* Problem *
Without altering anything, repeat each of the records.
━━━━━━━━━━━━━━━━━━━━
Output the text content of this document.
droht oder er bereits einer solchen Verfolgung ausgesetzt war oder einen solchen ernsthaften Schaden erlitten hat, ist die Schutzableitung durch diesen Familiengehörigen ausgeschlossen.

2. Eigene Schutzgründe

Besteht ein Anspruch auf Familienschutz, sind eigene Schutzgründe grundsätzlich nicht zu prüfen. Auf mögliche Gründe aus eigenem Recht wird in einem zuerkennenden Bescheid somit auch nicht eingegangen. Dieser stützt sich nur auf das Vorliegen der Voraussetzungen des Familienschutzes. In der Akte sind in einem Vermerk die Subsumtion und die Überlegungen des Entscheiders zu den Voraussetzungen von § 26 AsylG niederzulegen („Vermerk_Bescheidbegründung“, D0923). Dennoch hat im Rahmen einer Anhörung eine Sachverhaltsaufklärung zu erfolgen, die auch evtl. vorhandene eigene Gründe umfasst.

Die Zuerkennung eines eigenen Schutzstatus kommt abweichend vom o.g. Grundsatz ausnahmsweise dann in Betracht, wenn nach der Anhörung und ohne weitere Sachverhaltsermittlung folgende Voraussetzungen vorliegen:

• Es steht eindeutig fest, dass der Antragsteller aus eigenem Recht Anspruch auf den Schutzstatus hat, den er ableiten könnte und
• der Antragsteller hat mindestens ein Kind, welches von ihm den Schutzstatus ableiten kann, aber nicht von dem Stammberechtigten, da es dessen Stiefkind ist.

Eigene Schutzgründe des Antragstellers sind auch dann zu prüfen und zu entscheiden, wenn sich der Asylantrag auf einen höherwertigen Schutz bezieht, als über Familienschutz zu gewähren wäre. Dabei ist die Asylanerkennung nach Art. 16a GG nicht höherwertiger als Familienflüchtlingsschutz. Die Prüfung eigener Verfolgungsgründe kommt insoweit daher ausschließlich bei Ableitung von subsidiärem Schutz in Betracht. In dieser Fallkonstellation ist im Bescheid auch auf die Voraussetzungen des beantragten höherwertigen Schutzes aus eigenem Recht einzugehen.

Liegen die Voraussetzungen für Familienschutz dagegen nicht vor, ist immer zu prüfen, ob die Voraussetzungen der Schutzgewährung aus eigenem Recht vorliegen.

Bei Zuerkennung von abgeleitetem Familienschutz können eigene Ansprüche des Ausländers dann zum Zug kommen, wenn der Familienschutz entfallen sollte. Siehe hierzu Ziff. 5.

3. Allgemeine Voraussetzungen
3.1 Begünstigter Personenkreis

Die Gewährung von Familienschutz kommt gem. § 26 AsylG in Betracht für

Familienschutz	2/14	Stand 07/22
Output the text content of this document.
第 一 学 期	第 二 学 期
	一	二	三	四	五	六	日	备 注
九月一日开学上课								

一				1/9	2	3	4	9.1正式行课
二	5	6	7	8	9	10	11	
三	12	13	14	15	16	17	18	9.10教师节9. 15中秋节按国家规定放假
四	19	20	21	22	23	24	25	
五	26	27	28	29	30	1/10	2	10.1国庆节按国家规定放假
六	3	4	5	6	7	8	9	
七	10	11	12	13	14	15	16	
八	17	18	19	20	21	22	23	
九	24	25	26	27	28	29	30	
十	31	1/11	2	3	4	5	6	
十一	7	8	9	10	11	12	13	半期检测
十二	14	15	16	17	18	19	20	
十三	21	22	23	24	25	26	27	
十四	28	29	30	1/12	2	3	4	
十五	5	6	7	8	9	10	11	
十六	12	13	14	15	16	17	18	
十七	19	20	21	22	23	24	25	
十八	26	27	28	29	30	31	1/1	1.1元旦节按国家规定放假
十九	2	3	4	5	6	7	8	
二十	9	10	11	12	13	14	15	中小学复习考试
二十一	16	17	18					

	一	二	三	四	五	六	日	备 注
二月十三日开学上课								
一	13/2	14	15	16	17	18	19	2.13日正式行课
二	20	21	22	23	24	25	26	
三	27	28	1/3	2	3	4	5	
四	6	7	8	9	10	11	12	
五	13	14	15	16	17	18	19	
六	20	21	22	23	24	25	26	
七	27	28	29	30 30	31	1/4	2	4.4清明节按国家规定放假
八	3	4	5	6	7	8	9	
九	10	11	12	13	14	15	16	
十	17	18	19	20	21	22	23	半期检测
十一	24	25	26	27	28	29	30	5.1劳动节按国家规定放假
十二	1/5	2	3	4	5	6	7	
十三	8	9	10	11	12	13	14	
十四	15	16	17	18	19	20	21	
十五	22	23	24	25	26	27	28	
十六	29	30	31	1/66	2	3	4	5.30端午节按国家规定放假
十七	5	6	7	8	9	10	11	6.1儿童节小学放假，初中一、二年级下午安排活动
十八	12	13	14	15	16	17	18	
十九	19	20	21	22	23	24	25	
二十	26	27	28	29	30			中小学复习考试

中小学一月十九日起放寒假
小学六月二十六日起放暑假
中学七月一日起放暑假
━━━━━━━━━━━━━━━━━━━━
* Solution *
Output the text content of this document.
droht oder er bereits einer solchen Verfolgung ausgesetzt war oder einen solchen ernsthaften Schaden erlitten hat, ist die Schutzableitung durch diesen Familiengehörigen ausgeschlossen.

2. Eigene Schutzgründe

Besteht ein Anspruch auf Familienschutz, sind eigene Schutzgründe grundsätzlich nicht zu prüfen. Auf mögliche Gründe aus eigenem Recht wird in einem zuerkennenden Bescheid somit auch nicht eingegangen. Dieser stützt sich nur auf das Vorliegen der Voraussetzungen des Familienschutzes. In der Akte sind in einem Vermerk die Subsumtion und die Überlegungen des Entscheiders zu den Voraussetzungen von § 26 AsylG niederzulegen („Vermerk_Bescheidbegründung“, D0923). Dennoch hat im Rahmen einer Anhörung eine Sachverhaltsaufklärung zu erfolgen, die auch evtl. vorhandene eigene Gründe umfasst.

Die Zuerkennung eines eigenen Schutzstatus kommt abweichend vom o.g. Grundsatz ausnahmsweise dann in Betracht, wenn nach der Anhörung und ohne weitere Sachverhaltsermittlung folgende Voraussetzungen vorliegen:

• Es steht eindeutig fest, dass der Antragsteller aus eigenem Recht Anspruch auf den Schutzstatus hat, den er ableiten könnte und
• der Antragsteller hat mindestens ein Kind, welches von ihm den Schutzstatus ableiten kann, aber nicht von dem Stammberechtigten, da es dessen Stiefkind ist.

Eigene Schutzgründe des Antragstellers sind auch dann zu prüfen und zu entscheiden, wenn sich der Asylantrag auf einen höherwertigen Schutz bezieht, als über Familienschutz zu gewähren wäre. Dabei ist die Asylanerkennung nach Art. 16a GG nicht höherwertiger als Familienflüchtlingsschutz. Die Prüfung eigener Verfolgungsgründe kommt insoweit daher ausschließlich bei Ableitung von subsidiärem Schutz in Betracht. In dieser Fallkonstellation ist im Bescheid auch auf die Voraussetzungen des beantragten höherwertigen Schutzes aus eigenem Recht einzugehen.

Liegen die Voraussetzungen für Familienschutz dagegen nicht vor, ist immer zu prüfen, ob die Voraussetzungen der Schutzgewährung aus eigenem Recht vorliegen.

Bei Zuerkennung von abgeleitetem Familienschutz können eigene Ansprüche des Ausländers dann zum Zug kommen, wenn der Familienschutz entfallen sollte. Siehe hierzu Ziff. 5.

3. Allgemeine Voraussetzungen
3.1 Begünstigter Personenkreis

Die Gewährung von Familienschutz kommt gem. § 26 AsylG in Betracht für

Familienschutz	2/14	Stand 07/22
Output the text content of this document.
第 一 学 期	第 二 学 期
	一	二	三	四	五	六	日	备 注
九月一日开学上课								

一				1/9	2	3	4	9.1正式行课
二	5	6	7	8	9	10	11	
三	12	13	14	15	16	17	18	9.10教师节9. 15中秋节按国家规定放假
四	19	20	21	22	23	24	25	
五	26	27	28	29	30	1/10	2	10.1国庆节按国家规定放假
六	3	4	5	6	7	8	9	
七	10	11	12	13	14	15	16	
八	17	18	19	20	21	22	23	
九	24	25	26	27	28	29	30	
十	31	1/11	2	3	4	5	6	
十一	7	8	9	10	11	12	13	半期检测
十二	14	15	16	17	18	19	20	
十三	21	22	23	24	25	26	27	
十四	28	29	30	1/12	2	3	4	
十五	5	6	7	8	9	10	11	
十六	12	13	14	15	16	17	18	
十七	19	20	21	22	23	24	25	
十八	26	27	28	29	30	31	1/1	1.1元旦节按国家规定放假
十九	2	3	4	5	6	7	8	
二十	9	10	11	12	13	14	15	中小学复习考试
二十一	16	17	18					

	一	二	三	四	五	六	日	备 注
二月十三日开学上课								
一	13/2	14	15	16	17	18	19	2.13日正式行课
二	20	21	22	23	24	25	26	
三	27	28	1/3	2	3	4	5	
四	6	7	8	9	10	11	12	
五	13	14	15	16	17	18	19	
六	20	21	22	23	24	25	26	
七	27	28	29	30 30	31	1/4	2	4.4清明节按国家规定放假
八	3	4	5	6	7	8	9	
九	10	11	12	13	14	15	16	
十	17	18	19	20	21	22	23	半期检测
十一	24	25	26	27	28	29	30	5.1劳动节按国家规定放假
十二	1/5	2	3	4	5	6	7	
十三	8	9	10	11	12	13	14	
十四	15	16	17	18	19	20	21	
十五	22	23	24	25	26	27	28	
十六	29	30	31	1/66	2	3	4	5.30端午节按国家规定放假
十七	5	6	7	8	9	10	11	6.1儿童节小学放假，初中一、二年级下午安排活动
十八	12	13	14	15	16	17	18	
十九	19	20	21	22	23	24	25	
二十	26	27	28	29	30			中小学复习考试

中小学一月十九日起放寒假
小学六月二十六日起放暑假
中学七月一日起放暑假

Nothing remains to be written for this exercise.